- Problem to solve
Would you reproduce each of the entries below word for word, with every line left unchanged?

- Data for processing
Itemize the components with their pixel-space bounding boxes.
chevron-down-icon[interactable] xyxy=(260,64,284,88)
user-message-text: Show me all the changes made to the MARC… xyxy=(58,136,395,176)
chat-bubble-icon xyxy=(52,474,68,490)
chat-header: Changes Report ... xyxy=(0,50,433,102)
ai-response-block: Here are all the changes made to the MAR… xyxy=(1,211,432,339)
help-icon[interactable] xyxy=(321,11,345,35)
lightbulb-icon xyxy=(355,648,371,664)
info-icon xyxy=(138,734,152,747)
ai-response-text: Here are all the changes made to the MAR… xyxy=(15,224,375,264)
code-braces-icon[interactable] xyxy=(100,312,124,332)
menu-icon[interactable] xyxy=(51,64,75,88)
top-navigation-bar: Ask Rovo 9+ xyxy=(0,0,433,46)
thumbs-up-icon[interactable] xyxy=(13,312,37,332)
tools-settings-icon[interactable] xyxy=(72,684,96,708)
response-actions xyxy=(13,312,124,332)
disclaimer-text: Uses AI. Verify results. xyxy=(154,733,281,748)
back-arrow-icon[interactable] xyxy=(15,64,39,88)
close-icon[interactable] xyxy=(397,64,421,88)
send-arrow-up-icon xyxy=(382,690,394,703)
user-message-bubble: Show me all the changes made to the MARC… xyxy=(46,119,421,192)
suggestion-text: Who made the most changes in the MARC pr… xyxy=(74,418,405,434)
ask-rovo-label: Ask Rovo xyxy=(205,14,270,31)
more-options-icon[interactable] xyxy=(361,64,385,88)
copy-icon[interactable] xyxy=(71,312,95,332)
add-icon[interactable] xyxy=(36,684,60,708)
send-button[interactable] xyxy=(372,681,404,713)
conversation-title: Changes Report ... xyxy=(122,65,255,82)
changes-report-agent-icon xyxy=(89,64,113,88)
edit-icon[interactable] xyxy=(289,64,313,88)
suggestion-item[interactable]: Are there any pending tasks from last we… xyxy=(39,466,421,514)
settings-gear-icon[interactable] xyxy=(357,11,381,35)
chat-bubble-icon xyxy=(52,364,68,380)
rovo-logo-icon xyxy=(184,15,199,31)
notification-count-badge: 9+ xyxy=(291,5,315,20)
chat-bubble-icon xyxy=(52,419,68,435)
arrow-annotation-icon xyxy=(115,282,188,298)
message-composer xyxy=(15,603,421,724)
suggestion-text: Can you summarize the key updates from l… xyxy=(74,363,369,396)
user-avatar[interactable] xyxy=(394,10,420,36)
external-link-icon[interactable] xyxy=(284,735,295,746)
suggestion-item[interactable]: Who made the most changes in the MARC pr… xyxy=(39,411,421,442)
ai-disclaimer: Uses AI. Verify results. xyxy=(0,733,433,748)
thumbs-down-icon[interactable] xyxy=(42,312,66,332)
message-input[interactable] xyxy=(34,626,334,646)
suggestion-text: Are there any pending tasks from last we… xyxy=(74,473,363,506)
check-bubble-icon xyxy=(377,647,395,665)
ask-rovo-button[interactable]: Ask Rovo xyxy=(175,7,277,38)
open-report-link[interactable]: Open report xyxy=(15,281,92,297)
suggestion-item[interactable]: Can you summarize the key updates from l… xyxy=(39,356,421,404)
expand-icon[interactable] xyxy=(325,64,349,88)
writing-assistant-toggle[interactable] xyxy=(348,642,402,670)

- Result of the task
Itemize the components with their pixel-space bounding boxes.
chevron-down-icon[interactable] xyxy=(260,64,284,88)
user-message-text: Show me all the changes made to the MARC… xyxy=(58,136,395,176)
chat-bubble-icon xyxy=(52,474,68,490)
chat-header: Changes Report ... xyxy=(0,50,433,102)
ai-response-block: Here are all the changes made to the MAR… xyxy=(1,211,432,339)
help-icon[interactable] xyxy=(321,11,345,35)
lightbulb-icon xyxy=(355,648,371,664)
info-icon xyxy=(138,734,152,747)
ai-response-text: Here are all the changes made to the MAR… xyxy=(15,224,375,264)
code-braces-icon[interactable] xyxy=(100,312,124,332)
menu-icon[interactable] xyxy=(51,64,75,88)
top-navigation-bar: Ask Rovo 9+ xyxy=(0,0,433,46)
thumbs-up-icon[interactable] xyxy=(13,312,37,332)
tools-settings-icon[interactable] xyxy=(72,684,96,708)
response-actions xyxy=(13,312,124,332)
disclaimer-text: Uses AI. Verify results. xyxy=(154,733,281,748)
back-arrow-icon[interactable] xyxy=(15,64,39,88)
close-icon[interactable] xyxy=(397,64,421,88)
send-arrow-up-icon xyxy=(382,690,394,703)
user-message-bubble: Show me all the changes made to the MARC… xyxy=(46,119,421,192)
suggestion-text: Who made the most changes in the MARC pr… xyxy=(74,418,405,434)
ask-rovo-label: Ask Rovo xyxy=(205,14,270,31)
more-options-icon[interactable] xyxy=(361,64,385,88)
copy-icon[interactable] xyxy=(71,312,95,332)
add-icon[interactable] xyxy=(36,684,60,708)
send-button[interactable] xyxy=(372,681,404,713)
conversation-title: Changes Report ... xyxy=(122,65,255,82)
changes-report-agent-icon xyxy=(89,64,113,88)
edit-icon[interactable] xyxy=(289,64,313,88)
suggestion-item[interactable]: Are there any pending tasks from last we… xyxy=(39,466,421,514)
settings-gear-icon[interactable] xyxy=(357,11,381,35)
chat-bubble-icon xyxy=(52,364,68,380)
rovo-logo-icon xyxy=(184,15,199,31)
notification-count-badge: 9+ xyxy=(291,5,315,20)
chat-bubble-icon xyxy=(52,419,68,435)
arrow-annotation-icon xyxy=(115,282,188,298)
message-composer xyxy=(15,603,421,724)
suggestion-text: Can you summarize the key updates from l… xyxy=(74,363,369,396)
user-avatar[interactable] xyxy=(394,10,420,36)
external-link-icon[interactable] xyxy=(284,735,295,746)
suggestion-item[interactable]: Who made the most changes in the MARC pr… xyxy=(39,411,421,442)
ai-disclaimer: Uses AI. Verify results. xyxy=(0,733,433,748)
thumbs-down-icon[interactable] xyxy=(42,312,66,332)
message-input[interactable] xyxy=(34,626,334,646)
suggestion-text: Are there any pending tasks from last we… xyxy=(74,473,363,506)
check-bubble-icon xyxy=(377,647,395,665)
ask-rovo-button[interactable]: Ask Rovo xyxy=(175,7,277,38)
open-report-link[interactable]: Open report xyxy=(15,281,92,297)
suggestion-item[interactable]: Can you summarize the key updates from l… xyxy=(39,356,421,404)
expand-icon[interactable] xyxy=(325,64,349,88)
writing-assistant-toggle[interactable] xyxy=(348,642,402,670)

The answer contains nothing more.